+++ Input material +++

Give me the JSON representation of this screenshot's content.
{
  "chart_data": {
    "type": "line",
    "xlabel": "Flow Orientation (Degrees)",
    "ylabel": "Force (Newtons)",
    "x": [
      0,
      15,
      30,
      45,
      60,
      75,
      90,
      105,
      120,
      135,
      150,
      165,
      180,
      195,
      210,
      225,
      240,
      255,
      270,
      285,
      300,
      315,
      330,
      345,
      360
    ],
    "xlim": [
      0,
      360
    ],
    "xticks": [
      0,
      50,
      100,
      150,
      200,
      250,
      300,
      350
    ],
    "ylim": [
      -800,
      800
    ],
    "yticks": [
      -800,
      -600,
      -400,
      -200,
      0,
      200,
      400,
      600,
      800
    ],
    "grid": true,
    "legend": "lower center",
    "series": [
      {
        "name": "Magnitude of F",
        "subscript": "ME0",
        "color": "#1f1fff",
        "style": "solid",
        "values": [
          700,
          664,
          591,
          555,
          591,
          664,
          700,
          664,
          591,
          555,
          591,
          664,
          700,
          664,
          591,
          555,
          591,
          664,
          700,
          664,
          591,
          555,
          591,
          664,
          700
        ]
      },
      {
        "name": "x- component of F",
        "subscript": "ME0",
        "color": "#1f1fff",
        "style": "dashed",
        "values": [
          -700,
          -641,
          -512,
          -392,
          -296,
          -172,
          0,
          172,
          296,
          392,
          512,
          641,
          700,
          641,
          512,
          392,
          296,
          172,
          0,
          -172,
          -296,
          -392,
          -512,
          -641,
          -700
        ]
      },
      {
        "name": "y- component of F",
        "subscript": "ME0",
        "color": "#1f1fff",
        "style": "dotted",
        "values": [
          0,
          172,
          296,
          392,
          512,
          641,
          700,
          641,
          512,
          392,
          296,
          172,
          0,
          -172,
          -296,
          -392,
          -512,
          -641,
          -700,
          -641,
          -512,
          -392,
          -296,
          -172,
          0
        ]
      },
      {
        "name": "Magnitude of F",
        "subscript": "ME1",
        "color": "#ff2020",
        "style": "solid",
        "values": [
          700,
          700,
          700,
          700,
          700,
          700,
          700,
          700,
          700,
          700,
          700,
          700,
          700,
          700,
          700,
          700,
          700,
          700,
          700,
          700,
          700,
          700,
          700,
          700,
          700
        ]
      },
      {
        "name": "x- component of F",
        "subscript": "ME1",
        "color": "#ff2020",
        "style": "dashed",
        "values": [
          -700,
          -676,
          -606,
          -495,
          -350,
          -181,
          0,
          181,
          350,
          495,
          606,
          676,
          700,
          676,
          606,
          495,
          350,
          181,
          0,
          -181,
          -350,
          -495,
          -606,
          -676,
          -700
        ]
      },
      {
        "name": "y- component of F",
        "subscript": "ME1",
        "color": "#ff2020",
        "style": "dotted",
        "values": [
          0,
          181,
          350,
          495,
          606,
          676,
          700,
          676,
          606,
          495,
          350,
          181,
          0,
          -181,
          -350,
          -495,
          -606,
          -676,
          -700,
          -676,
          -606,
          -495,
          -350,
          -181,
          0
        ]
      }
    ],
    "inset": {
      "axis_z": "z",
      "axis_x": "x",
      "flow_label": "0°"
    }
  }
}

+++

* [Directions for this task] Extract the listing in its entirety, matching it exactly.

* [Response to the task]
Give me the JSON representation of this screenshot's content.
{
  "chart_data": {
    "type": "line",
    "xlabel": "Flow Orientation (Degrees)",
    "ylabel": "Force (Newtons)",
    "x": [
      0,
      15,
      30,
      45,
      60,
      75,
      90,
      105,
      120,
      135,
      150,
      165,
      180,
      195,
      210,
      225,
      240,
      255,
      270,
      285,
      300,
      315,
      330,
      345,
      360
    ],
    "xlim": [
      0,
      360
    ],
    "xticks": [
      0,
      50,
      100,
      150,
      200,
      250,
      300,
      350
    ],
    "ylim": [
      -800,
      800
    ],
    "yticks": [
      -800,
      -600,
      -400,
      -200,
      0,
      200,
      400,
      600,
      800
    ],
    "grid": true,
    "legend": "lower center",
    "series": [
      {
        "name": "Magnitude of F",
        "subscript": "ME0",
        "color": "#1f1fff",
        "style": "solid",
        "values": [
          700,
          664,
          591,
          555,
          591,
          664,
          700,
          664,
          591,
          555,
          591,
          664,
          700,
          664,
          591,
          555,
          591,
          664,
          700,
          664,
          591,
          555,
          591,
          664,
          700
        ]
      },
      {
        "name": "x- component of F",
        "subscript": "ME0",
        "color": "#1f1fff",
        "style": "dashed",
        "values": [
          -700,
          -641,
          -512,
          -392,
          -296,
          -172,
          0,
          172,
          296,
          392,
          512,
          641,
          700,
          641,
          512,
          392,
          296,
          172,
          0,
          -172,
          -296,
          -392,
          -512,
          -641,
          -700
        ]
      },
      {
        "name": "y- component of F",
        "subscript": "ME0",
        "color": "#1f1fff",
        "style": "dotted",
        "values": [
          0,
          172,
          296,
          392,
          512,
          641,
          700,
          641,
          512,
          392,
          296,
          172,
          0,
          -172,
          -296,
          -392,
          -512,
          -641,
          -700,
          -641,
          -512,
          -392,
          -296,
          -172,
          0
        ]
      },
      {
        "name": "Magnitude of F",
        "subscript": "ME1",
        "color": "#ff2020",
        "style": "solid",
        "values": [
          700,
          700,
          700,
          700,
          700,
          700,
          700,
          700,
          700,
          700,
          700,
          700,
          700,
          700,
          700,
          700,
          700,
          700,
          700,
          700,
          700,
          700,
          700,
          700,
          700
        ]
      },
      {
        "name": "x- component of F",
        "subscript": "ME1",
        "color": "#ff2020",
        "style": "dashed",
        "values": [
          -700,
          -676,
          -606,
          -495,
          -350,
          -181,
          0,
          181,
          350,
          495,
          606,
          676,
          700,
          676,
          606,
          495,
          350,
          181,
          0,
          -181,
          -350,
          -495,
          -606,
          -676,
          -700
        ]
      },
      {
        "name": "y- component of F",
        "subscript": "ME1",
        "color": "#ff2020",
        "style": "dotted",
        "values": [
          0,
          181,
          350,
          495,
          606,
          676,
          700,
          676,
          606,
          495,
          350,
          181,
          0,
          -181,
          -350,
          -495,
          -606,
          -676,
          -700,
          -676,
          -606,
          -495,
          -350,
          -181,
          0
        ]
      }
    ],
    "inset": {
      "axis_z": "z",
      "axis_x": "x",
      "flow_label": "0°"
    }
  }
}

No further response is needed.